■ **Written task**
Without skipping anything, write out each record below exactly.
— Begin Dataset excerpts —
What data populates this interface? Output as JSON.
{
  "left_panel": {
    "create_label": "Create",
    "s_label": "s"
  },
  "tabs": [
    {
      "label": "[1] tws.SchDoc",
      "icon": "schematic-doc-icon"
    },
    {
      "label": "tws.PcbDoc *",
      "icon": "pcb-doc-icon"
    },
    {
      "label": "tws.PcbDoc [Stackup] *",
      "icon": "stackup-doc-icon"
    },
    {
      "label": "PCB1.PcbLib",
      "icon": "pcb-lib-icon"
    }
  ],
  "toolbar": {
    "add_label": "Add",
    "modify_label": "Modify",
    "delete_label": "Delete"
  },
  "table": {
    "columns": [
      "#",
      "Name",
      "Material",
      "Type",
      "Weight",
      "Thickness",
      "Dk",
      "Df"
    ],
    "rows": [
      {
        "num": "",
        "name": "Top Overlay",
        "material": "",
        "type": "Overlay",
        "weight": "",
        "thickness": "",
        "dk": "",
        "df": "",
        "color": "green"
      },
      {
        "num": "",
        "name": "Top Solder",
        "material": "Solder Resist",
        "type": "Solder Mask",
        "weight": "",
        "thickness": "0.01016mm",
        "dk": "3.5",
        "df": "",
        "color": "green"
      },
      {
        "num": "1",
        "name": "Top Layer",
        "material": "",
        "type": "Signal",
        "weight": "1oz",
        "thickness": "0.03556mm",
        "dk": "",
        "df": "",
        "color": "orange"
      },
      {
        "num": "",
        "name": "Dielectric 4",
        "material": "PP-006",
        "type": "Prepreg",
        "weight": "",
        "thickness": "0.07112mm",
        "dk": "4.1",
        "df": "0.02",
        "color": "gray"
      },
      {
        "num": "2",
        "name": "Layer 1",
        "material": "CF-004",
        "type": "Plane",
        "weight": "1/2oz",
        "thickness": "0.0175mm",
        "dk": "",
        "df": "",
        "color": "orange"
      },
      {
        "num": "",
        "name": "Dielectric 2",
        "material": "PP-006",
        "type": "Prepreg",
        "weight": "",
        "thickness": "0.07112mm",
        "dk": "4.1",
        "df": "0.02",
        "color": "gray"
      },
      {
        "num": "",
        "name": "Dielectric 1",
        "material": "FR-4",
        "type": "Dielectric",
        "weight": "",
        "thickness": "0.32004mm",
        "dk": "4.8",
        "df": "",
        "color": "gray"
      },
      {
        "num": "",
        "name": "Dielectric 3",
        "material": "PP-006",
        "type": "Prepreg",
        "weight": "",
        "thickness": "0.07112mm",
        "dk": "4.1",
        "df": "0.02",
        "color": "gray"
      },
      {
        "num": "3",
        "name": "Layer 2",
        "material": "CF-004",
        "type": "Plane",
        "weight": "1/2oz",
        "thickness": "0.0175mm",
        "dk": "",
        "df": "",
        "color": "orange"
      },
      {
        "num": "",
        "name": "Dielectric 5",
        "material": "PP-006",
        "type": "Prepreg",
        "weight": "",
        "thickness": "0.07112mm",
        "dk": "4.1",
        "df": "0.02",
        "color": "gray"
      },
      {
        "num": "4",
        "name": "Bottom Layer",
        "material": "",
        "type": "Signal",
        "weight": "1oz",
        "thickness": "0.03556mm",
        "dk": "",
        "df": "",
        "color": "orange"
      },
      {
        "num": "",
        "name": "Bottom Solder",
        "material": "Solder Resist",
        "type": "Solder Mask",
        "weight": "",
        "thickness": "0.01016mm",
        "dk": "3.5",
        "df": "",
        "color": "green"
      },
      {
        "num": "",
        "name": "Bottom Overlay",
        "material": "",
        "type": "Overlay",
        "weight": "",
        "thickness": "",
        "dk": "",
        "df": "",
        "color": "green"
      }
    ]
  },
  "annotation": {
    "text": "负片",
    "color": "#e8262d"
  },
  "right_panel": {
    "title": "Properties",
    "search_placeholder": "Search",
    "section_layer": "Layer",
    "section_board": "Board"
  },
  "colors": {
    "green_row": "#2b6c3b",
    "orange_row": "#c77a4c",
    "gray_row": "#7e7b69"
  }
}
— End Dataset excerpts —
■ **Answer to this exercise**
What data populates this interface? Output as JSON.
{
  "left_panel": {
    "create_label": "Create",
    "s_label": "s"
  },
  "tabs": [
    {
      "label": "[1] tws.SchDoc",
      "icon": "schematic-doc-icon"
    },
    {
      "label": "tws.PcbDoc *",
      "icon": "pcb-doc-icon"
    },
    {
      "label": "tws.PcbDoc [Stackup] *",
      "icon": "stackup-doc-icon"
    },
    {
      "label": "PCB1.PcbLib",
      "icon": "pcb-lib-icon"
    }
  ],
  "toolbar": {
    "add_label": "Add",
    "modify_label": "Modify",
    "delete_label": "Delete"
  },
  "table": {
    "columns": [
      "#",
      "Name",
      "Material",
      "Type",
      "Weight",
      "Thickness",
      "Dk",
      "Df"
    ],
    "rows": [
      {
        "num": "",
        "name": "Top Overlay",
        "material": "",
        "type": "Overlay",
        "weight": "",
        "thickness": "",
        "dk": "",
        "df": "",
        "color": "green"
      },
      {
        "num": "",
        "name": "Top Solder",
        "material": "Solder Resist",
        "type": "Solder Mask",
        "weight": "",
        "thickness": "0.01016mm",
        "dk": "3.5",
        "df": "",
        "color": "green"
      },
      {
        "num": "1",
        "name": "Top Layer",
        "material": "",
        "type": "Signal",
        "weight": "1oz",
        "thickness": "0.03556mm",
        "dk": "",
        "df": "",
        "color": "orange"
      },
      {
        "num": "",
        "name": "Dielectric 4",
        "material": "PP-006",
        "type": "Prepreg",
        "weight": "",
        "thickness": "0.07112mm",
        "dk": "4.1",
        "df": "0.02",
        "color": "gray"
      },
      {
        "num": "2",
        "name": "Layer 1",
        "material": "CF-004",
        "type": "Plane",
        "weight": "1/2oz",
        "thickness": "0.0175mm",
        "dk": "",
        "df": "",
        "color": "orange"
      },
      {
        "num": "",
        "name": "Dielectric 2",
        "material": "PP-006",
        "type": "Prepreg",
        "weight": "",
        "thickness": "0.07112mm",
        "dk": "4.1",
        "df": "0.02",
        "color": "gray"
      },
      {
        "num": "",
        "name": "Dielectric 1",
        "material": "FR-4",
        "type": "Dielectric",
        "weight": "",
        "thickness": "0.32004mm",
        "dk": "4.8",
        "df": "",
        "color": "gray"
      },
      {
        "num": "",
        "name": "Dielectric 3",
        "material": "PP-006",
        "type": "Prepreg",
        "weight": "",
        "thickness": "0.07112mm",
        "dk": "4.1",
        "df": "0.02",
        "color": "gray"
      },
      {
        "num": "3",
        "name": "Layer 2",
        "material": "CF-004",
        "type": "Plane",
        "weight": "1/2oz",
        "thickness": "0.0175mm",
        "dk": "",
        "df": "",
        "color": "orange"
      },
      {
        "num": "",
        "name": "Dielectric 5",
        "material": "PP-006",
        "type": "Prepreg",
        "weight": "",
        "thickness": "0.07112mm",
        "dk": "4.1",
        "df": "0.02",
        "color": "gray"
      },
      {
        "num": "4",
        "name": "Bottom Layer",
        "material": "",
        "type": "Signal",
        "weight": "1oz",
        "thickness": "0.03556mm",
        "dk": "",
        "df": "",
        "color": "orange"
      },
      {
        "num": "",
        "name": "Bottom Solder",
        "material": "Solder Resist",
        "type": "Solder Mask",
        "weight": "",
        "thickness": "0.01016mm",
        "dk": "3.5",
        "df": "",
        "color": "green"
      },
      {
        "num": "",
        "name": "Bottom Overlay",
        "material": "",
        "type": "Overlay",
        "weight": "",
        "thickness": "",
        "dk": "",
        "df": "",
        "color": "green"
      }
    ]
  },
  "annotation": {
    "text": "负片",
    "color": "#e8262d"
  },
  "right_panel": {
    "title": "Properties",
    "search_placeholder": "Search",
    "section_layer": "Layer",
    "section_board": "Board"
  },
  "colors": {
    "green_row": "#2b6c3b",
    "orange_row": "#c77a4c",
    "gray_row": "#7e7b69"
  }
}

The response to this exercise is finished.